▸ What to produce
Can you return every line of the data below word for word, leaving out the pictures?

§ §

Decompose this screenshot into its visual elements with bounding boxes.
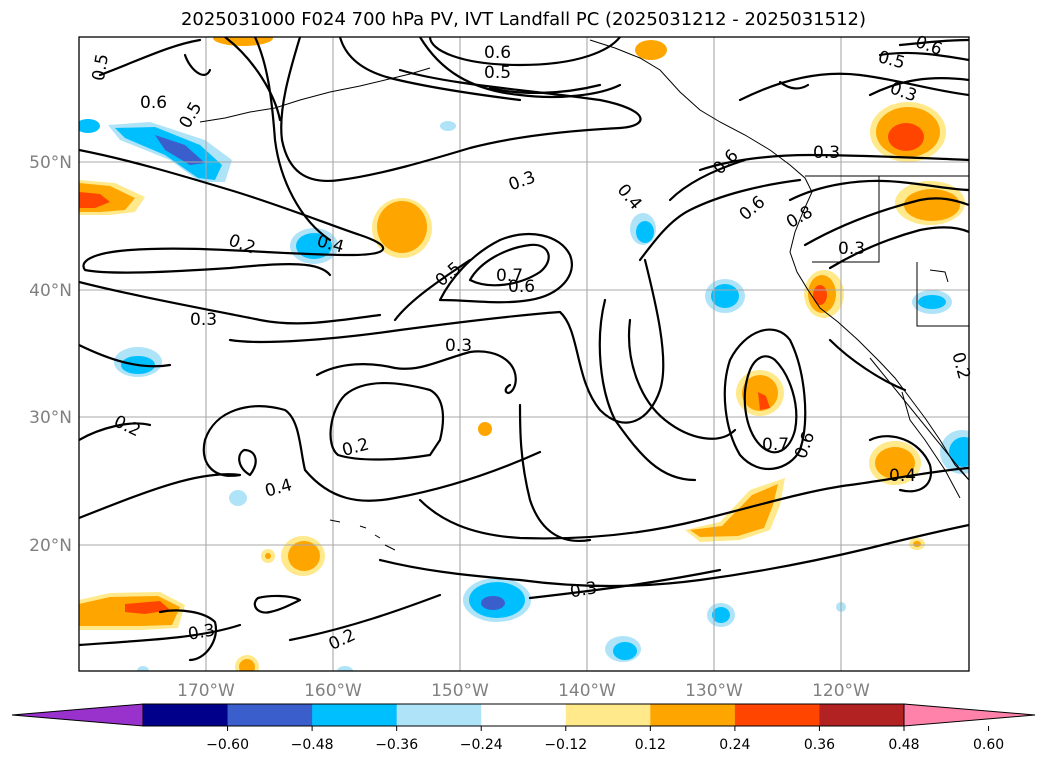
colorbar-tick-label: 0.60 [973,737,1004,753]
pv-contours [79,37,969,662]
map-title: 2025031000 F024 700 hPa PV, IVT Landfall… [180,9,867,30]
contour-label: 0.5 [484,63,511,83]
contour-label: 0.7 [496,266,523,286]
colorbar-tick-label: 0.48 [888,737,919,753]
colorbar-bin [143,704,229,726]
lat-label: 20°N [29,536,72,556]
contour-label: 0.7 [762,435,789,455]
contour-label: 0.3 [190,310,217,330]
colorbar-tick-label: −0.36 [375,737,418,753]
colorbar-bin [819,704,905,726]
colorbar-tick-label: 0.24 [719,737,750,753]
colorbar-extend-high [903,703,1036,727]
contour-label: 0.3 [445,336,472,356]
contour-label: 0.6 [508,277,535,297]
colorbar-tick-label: −0.12 [544,737,587,753]
contour-label: 0.3 [568,578,598,602]
longitude-labels: 170°W 160°W 150°W 140°W 130°W 120°W [177,681,870,701]
colorbar-extend-low [11,703,144,727]
lon-label: 140°W [558,681,616,701]
colorbar-bin [227,704,313,726]
colorbar-bin [650,704,736,726]
gridlines [79,37,969,671]
latitude-labels: 50°N 40°N 30°N 20°N [29,153,72,556]
colorbar-tick-label: 0.12 [635,737,666,753]
contour-label: 0.3 [813,143,840,163]
contour-label: 0.3 [838,239,865,259]
lon-label: 160°W [304,681,362,701]
colorbar-bin [312,704,398,726]
colorbar-tick-label: −0.60 [206,737,249,753]
colorbar-tick-label: −0.24 [460,737,503,753]
colorbar-bin [481,704,567,726]
colorbar-bin [565,704,651,726]
contour-label: 0.5 [89,52,113,82]
colorbar-bin [734,704,820,726]
contour-label: 0.3 [187,620,217,644]
contour-label: 0.6 [484,43,511,63]
contour-label: 0.4 [889,466,916,486]
lat-label: 40°N [29,281,72,301]
colorbar: −0.60 −0.48 −0.36 −0.24 −0.12 0.12 0.24 0.36 0.4… [11,703,1036,753]
colorbar-bin [396,704,482,726]
map-panel [79,37,969,671]
lon-label: 150°W [431,681,489,701]
colorbar-tick-label: 0.36 [804,737,835,753]
map-frame [78,36,970,672]
contour-label: 0.6 [140,93,167,113]
colorbar-tick-label: −0.48 [291,737,334,753]
lon-label: 130°W [685,681,743,701]
lon-label: 170°W [177,681,235,701]
lon-label: 120°W [812,681,870,701]
lat-label: 50°N [29,153,72,173]
coastlines [199,39,969,551]
lat-label: 30°N [29,408,72,428]
pv-shading [79,37,969,671]
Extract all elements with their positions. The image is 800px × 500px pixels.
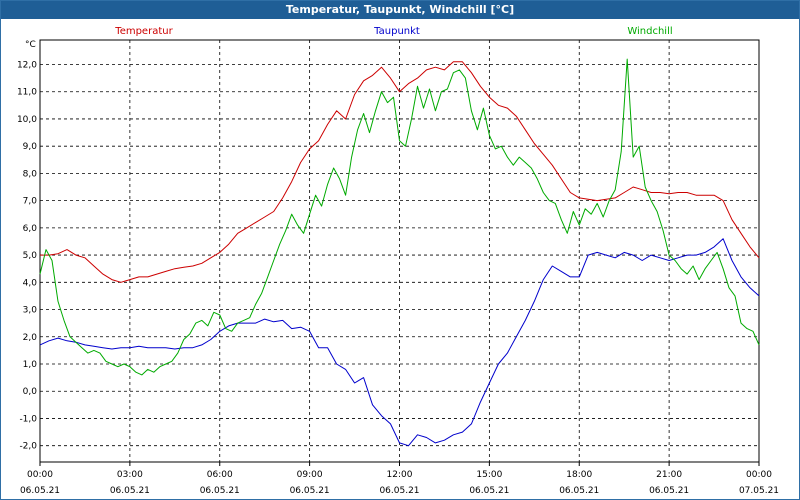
x-tick-date: 07.05.21 [739,486,779,496]
y-tick-label: 3,0 [23,306,38,316]
grid-lines [39,39,760,466]
x-tick-time: 21:00 [656,470,682,480]
y-tick-label: 10,0 [17,115,37,125]
legend-label-taupunkt: Taupunkt [373,26,420,37]
y-tick-label: -1,0 [19,414,37,424]
series-line-windchill [39,58,760,376]
y-tick-label: 6,0 [23,224,38,234]
x-tick-date: 06.05.21 [379,486,419,496]
y-tick-label: 12,0 [17,61,37,71]
x-tick-time: 09:00 [297,470,323,480]
x-tick-date: 06.05.21 [20,486,60,496]
x-tick-date: 06.05.21 [290,486,330,496]
legend-label-windchill: Windchill [627,26,672,37]
y-tick-label: 4,0 [23,278,38,288]
y-tick-label: 2,0 [23,333,38,343]
x-tick-date: 06.05.21 [200,486,240,496]
x-tick-time: 18:00 [566,470,592,480]
series-line-temperatur [40,61,760,283]
series-lines [39,58,760,447]
series-line-taupunkt [39,238,760,447]
x-tick-date: 06.05.21 [559,486,599,496]
x-tick-time: 12:00 [387,470,413,480]
y-tick-label: 11,0 [17,88,37,98]
y-axis-label: °C [25,40,36,50]
x-tick-date: 06.05.21 [469,486,509,496]
y-tick-label: 0,0 [23,387,38,397]
x-tick-time: 06:00 [207,470,233,480]
y-tick-label: 5,0 [23,251,38,261]
y-tick-label: 8,0 [23,169,38,179]
y-tick-label: 7,0 [23,197,38,207]
x-tick-time: 00:00 [27,470,53,480]
x-tick-date: 06.05.21 [110,486,150,496]
x-axis-ticks: 00:00 06.05.21 03:00 06.05.21 06:00 06.05.21 0… [20,470,779,496]
legend: Temperatur Taupunkt Windchill [114,26,672,37]
y-axis-ticks: 12,0 11,0 10,0 9,0 8,0 7,0 6,0 5,0 4,0 3,0 2,0 1,0 0… [17,61,37,452]
x-tick-time: 03:00 [117,470,143,480]
legend-label-temperatur: Temperatur [114,26,173,37]
x-tick-date: 06.05.21 [649,486,689,496]
y-tick-label: 1,0 [23,360,38,370]
y-tick-label: -2,0 [19,442,37,452]
chart-title: Temperatur, Taupunkt, Windchill [°C] [1,1,799,19]
y-tick-label: 9,0 [23,142,38,152]
x-tick-time: 15:00 [476,470,502,480]
x-tick-time: 00:00 [746,470,772,480]
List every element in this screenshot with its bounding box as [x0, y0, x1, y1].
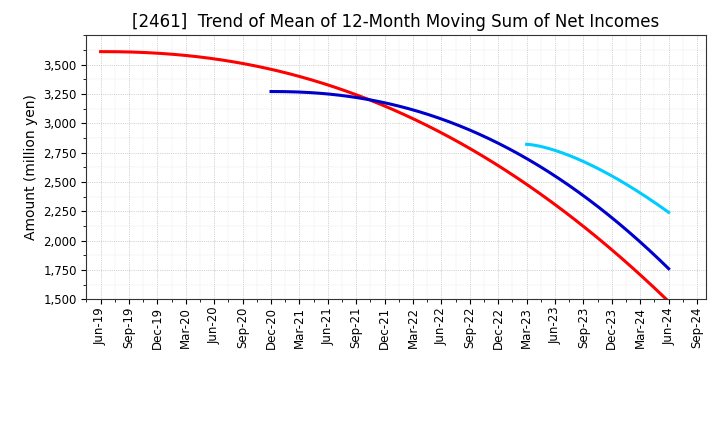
Y-axis label: Amount (million yen): Amount (million yen): [24, 94, 37, 240]
5 Years: [283, 89, 292, 94]
5 Years: [373, 99, 382, 104]
3 Years: [248, 62, 256, 68]
7 Years: [522, 142, 531, 147]
5 Years: [665, 266, 673, 271]
7 Years: [560, 151, 569, 156]
7 Years: [652, 201, 661, 206]
7 Years: [531, 143, 539, 148]
7 Years: [665, 210, 673, 215]
3 Years: [119, 49, 127, 55]
5 Years: [644, 247, 653, 252]
Line: 5 Years: 5 Years: [271, 92, 669, 269]
Title: [2461]  Trend of Mean of 12-Month Moving Sum of Net Incomes: [2461] Trend of Mean of 12-Month Moving …: [132, 13, 660, 31]
5 Years: [341, 93, 349, 99]
7 Years: [657, 205, 666, 210]
5 Years: [266, 89, 275, 94]
3 Years: [616, 254, 624, 260]
7 Years: [528, 142, 536, 147]
3 Years: [130, 50, 139, 55]
7 Years: [549, 147, 557, 152]
5 Years: [291, 89, 300, 95]
3 Years: [665, 299, 673, 304]
5 Years: [631, 235, 639, 240]
3 Years: [202, 55, 210, 60]
Line: 3 Years: 3 Years: [101, 51, 669, 301]
Line: 7 Years: 7 Years: [526, 144, 669, 213]
3 Years: [96, 49, 105, 54]
3 Years: [636, 272, 644, 277]
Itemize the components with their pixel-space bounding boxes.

§ §

▸ Result for this task
Decompose this screenshot into its visual elements with bounding boxes.
colorbar-tick-label: 0.60 [973,737,1004,753]
pv-contours [79,37,969,662]
map-title: 2025031000 F024 700 hPa PV, IVT Landfall… [180,9,867,30]
contour-label: 0.5 [484,63,511,83]
contour-label: 0.7 [496,266,523,286]
colorbar-tick-label: 0.48 [888,737,919,753]
colorbar-bin [143,704,229,726]
lat-label: 20°N [29,536,72,556]
contour-label: 0.7 [762,435,789,455]
contour-label: 0.3 [190,310,217,330]
colorbar-tick-label: −0.36 [375,737,418,753]
colorbar-bin [819,704,905,726]
colorbar-tick-label: 0.24 [719,737,750,753]
colorbar-extend-high [903,703,1036,727]
contour-label: 0.3 [445,336,472,356]
contour-label: 0.6 [508,277,535,297]
colorbar-tick-label: −0.12 [544,737,587,753]
contour-label: 0.3 [568,578,598,602]
longitude-labels: 170°W 160°W 150°W 140°W 130°W 120°W [177,681,870,701]
colorbar-extend-low [11,703,144,727]
lon-label: 140°W [558,681,616,701]
colorbar-bin [227,704,313,726]
colorbar-bin [650,704,736,726]
gridlines [79,37,969,671]
latitude-labels: 50°N 40°N 30°N 20°N [29,153,72,556]
colorbar-tick-label: 0.12 [635,737,666,753]
contour-label: 0.3 [813,143,840,163]
contour-label: 0.3 [838,239,865,259]
lon-label: 160°W [304,681,362,701]
colorbar-bin [312,704,398,726]
colorbar-tick-label: −0.60 [206,737,249,753]
colorbar-tick-label: −0.24 [460,737,503,753]
colorbar-bin [481,704,567,726]
colorbar-bin [565,704,651,726]
contour-label: 0.5 [89,52,113,82]
colorbar-bin [734,704,820,726]
contour-label: 0.3 [187,620,217,644]
contour-label: 0.6 [484,43,511,63]
contour-label: 0.4 [889,466,916,486]
lat-label: 40°N [29,281,72,301]
colorbar: −0.60 −0.48 −0.36 −0.24 −0.12 0.12 0.24 0.36 0.4… [11,703,1036,753]
colorbar-bin [396,704,482,726]
map-panel [79,37,969,671]
lon-label: 150°W [431,681,489,701]
colorbar-tick-label: 0.36 [804,737,835,753]
map-frame [78,36,970,672]
contour-label: 0.6 [140,93,167,113]
colorbar-tick-label: −0.48 [291,737,334,753]
lon-label: 130°W [685,681,743,701]
lon-label: 170°W [177,681,235,701]
lon-label: 120°W [812,681,870,701]
lat-label: 50°N [29,153,72,173]
coastlines [199,39,969,551]
lat-label: 30°N [29,408,72,428]
pv-shading [79,37,969,671]
Extract all elements with their positions. The image is 800px × 500px pixels.
x-tick-date: 07.05.21 [739,486,779,496]
y-tick-label: 3,0 [23,306,38,316]
grid-lines [39,39,760,466]
x-tick-time: 21:00 [656,470,682,480]
y-tick-label: 10,0 [17,115,37,125]
legend-label-taupunkt: Taupunkt [373,26,420,37]
y-tick-label: -1,0 [19,414,37,424]
series-line-windchill [39,58,760,376]
y-tick-label: 6,0 [23,224,38,234]
x-tick-date: 06.05.21 [379,486,419,496]
y-tick-label: 12,0 [17,61,37,71]
x-tick-time: 09:00 [297,470,323,480]
x-tick-date: 06.05.21 [20,486,60,496]
x-tick-date: 06.05.21 [290,486,330,496]
legend-label-windchill: Windchill [627,26,672,37]
y-tick-label: 4,0 [23,278,38,288]
y-tick-label: 2,0 [23,333,38,343]
x-tick-date: 06.05.21 [200,486,240,496]
x-tick-time: 18:00 [566,470,592,480]
series-line-temperatur [40,61,760,283]
series-lines [39,58,760,447]
series-line-taupunkt [39,238,760,447]
x-tick-date: 06.05.21 [559,486,599,496]
x-tick-time: 12:00 [387,470,413,480]
y-tick-label: 11,0 [17,88,37,98]
y-axis-label: °C [25,40,36,50]
x-tick-date: 06.05.21 [469,486,509,496]
y-tick-label: 0,0 [23,387,38,397]
x-tick-time: 06:00 [207,470,233,480]
y-tick-label: 5,0 [23,251,38,261]
y-tick-label: 8,0 [23,169,38,179]
y-tick-label: 7,0 [23,197,38,207]
x-tick-time: 00:00 [27,470,53,480]
x-tick-date: 06.05.21 [110,486,150,496]
x-axis-ticks: 00:00 06.05.21 03:00 06.05.21 06:00 06.05.21 0… [20,470,779,496]
legend: Temperatur Taupunkt Windchill [114,26,672,37]
y-axis-ticks: 12,0 11,0 10,0 9,0 8,0 7,0 6,0 5,0 4,0 3,0 2,0 1,0 0… [17,61,37,452]
x-tick-time: 03:00 [117,470,143,480]
legend-label-temperatur: Temperatur [114,26,173,37]
x-tick-date: 06.05.21 [649,486,689,496]
y-tick-label: 1,0 [23,360,38,370]
y-tick-label: -2,0 [19,442,37,452]
chart-title: Temperatur, Taupunkt, Windchill [°C] [1,1,799,19]
y-tick-label: 9,0 [23,142,38,152]
x-tick-time: 15:00 [476,470,502,480]
x-tick-time: 00:00 [746,470,772,480]
List every element in this screenshot with its bounding box as [x0, y0, x1, y1].
Y-axis label: Amount (million yen): Amount (million yen): [24, 94, 37, 240]
5 Years: [283, 89, 292, 94]
5 Years: [373, 99, 382, 104]
3 Years: [248, 62, 256, 68]
7 Years: [522, 142, 531, 147]
5 Years: [665, 266, 673, 271]
7 Years: [560, 151, 569, 156]
7 Years: [652, 201, 661, 206]
7 Years: [531, 143, 539, 148]
7 Years: [665, 210, 673, 215]
3 Years: [119, 49, 127, 55]
5 Years: [644, 247, 653, 252]
Line: 5 Years: 5 Years: [271, 92, 669, 269]
Title: [2461]  Trend of Mean of 12-Month Moving Sum of Net Incomes: [2461] Trend of Mean of 12-Month Moving …: [132, 13, 660, 31]
5 Years: [341, 93, 349, 99]
7 Years: [657, 205, 666, 210]
5 Years: [266, 89, 275, 94]
3 Years: [616, 254, 624, 260]
7 Years: [528, 142, 536, 147]
3 Years: [130, 50, 139, 55]
7 Years: [549, 147, 557, 152]
5 Years: [291, 89, 300, 95]
3 Years: [665, 299, 673, 304]
5 Years: [631, 235, 639, 240]
3 Years: [202, 55, 210, 60]
Line: 3 Years: 3 Years: [101, 51, 669, 301]
Line: 7 Years: 7 Years: [526, 144, 669, 213]
3 Years: [96, 49, 105, 54]
3 Years: [636, 272, 644, 277]
Itemize the components with their pixel-space bounding boxes.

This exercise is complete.